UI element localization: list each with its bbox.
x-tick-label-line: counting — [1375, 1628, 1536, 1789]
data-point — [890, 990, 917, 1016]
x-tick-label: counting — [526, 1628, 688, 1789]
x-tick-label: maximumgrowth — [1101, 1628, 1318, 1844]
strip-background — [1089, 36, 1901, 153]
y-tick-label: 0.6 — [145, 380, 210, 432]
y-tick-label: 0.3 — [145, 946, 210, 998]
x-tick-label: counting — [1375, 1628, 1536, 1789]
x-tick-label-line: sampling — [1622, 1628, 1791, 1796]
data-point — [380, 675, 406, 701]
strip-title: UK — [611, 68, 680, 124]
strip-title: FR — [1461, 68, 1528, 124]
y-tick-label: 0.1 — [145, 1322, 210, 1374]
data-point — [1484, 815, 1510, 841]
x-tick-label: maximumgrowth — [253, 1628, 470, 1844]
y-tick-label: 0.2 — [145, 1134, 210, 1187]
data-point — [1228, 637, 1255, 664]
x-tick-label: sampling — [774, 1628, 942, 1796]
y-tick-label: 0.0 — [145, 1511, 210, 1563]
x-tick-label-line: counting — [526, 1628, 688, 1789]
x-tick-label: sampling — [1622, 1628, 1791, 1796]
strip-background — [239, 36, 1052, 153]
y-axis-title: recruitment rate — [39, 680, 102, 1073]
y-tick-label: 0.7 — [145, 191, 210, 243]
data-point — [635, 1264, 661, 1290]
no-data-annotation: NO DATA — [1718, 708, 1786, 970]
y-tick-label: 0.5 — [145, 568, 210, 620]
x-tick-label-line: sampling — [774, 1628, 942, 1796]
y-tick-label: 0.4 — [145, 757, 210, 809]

> Pekerjaan yang Diminta: Ketik ulang semua butir di atas, baris demi baris, tanpa mengubah satu karakter pun.

> Jawaban Latihan:
UI element localization: list each with its bbox.
x-tick-label-line: counting — [1375, 1628, 1536, 1789]
data-point — [890, 990, 917, 1016]
x-tick-label: counting — [526, 1628, 688, 1789]
x-tick-label: maximumgrowth — [1101, 1628, 1318, 1844]
strip-background — [1089, 36, 1901, 153]
y-tick-label: 0.6 — [145, 380, 210, 432]
y-tick-label: 0.3 — [145, 946, 210, 998]
x-tick-label: counting — [1375, 1628, 1536, 1789]
x-tick-label-line: sampling — [1622, 1628, 1791, 1796]
data-point — [380, 675, 406, 701]
strip-title: UK — [611, 68, 680, 124]
strip-title: FR — [1461, 68, 1528, 124]
y-tick-label: 0.1 — [145, 1322, 210, 1374]
data-point — [1484, 815, 1510, 841]
x-tick-label: maximumgrowth — [253, 1628, 470, 1844]
y-tick-label: 0.2 — [145, 1134, 210, 1187]
data-point — [1228, 637, 1255, 664]
x-tick-label: sampling — [774, 1628, 942, 1796]
y-tick-label: 0.0 — [145, 1511, 210, 1563]
x-tick-label-line: counting — [526, 1628, 688, 1789]
x-tick-label: sampling — [1622, 1628, 1791, 1796]
strip-background — [239, 36, 1052, 153]
y-axis-title: recruitment rate — [39, 680, 102, 1073]
y-tick-label: 0.7 — [145, 191, 210, 243]
data-point — [635, 1264, 661, 1290]
no-data-annotation: NO DATA — [1718, 708, 1786, 970]
y-tick-label: 0.5 — [145, 568, 210, 620]
x-tick-label-line: sampling — [774, 1628, 942, 1796]
y-tick-label: 0.4 — [145, 757, 210, 809]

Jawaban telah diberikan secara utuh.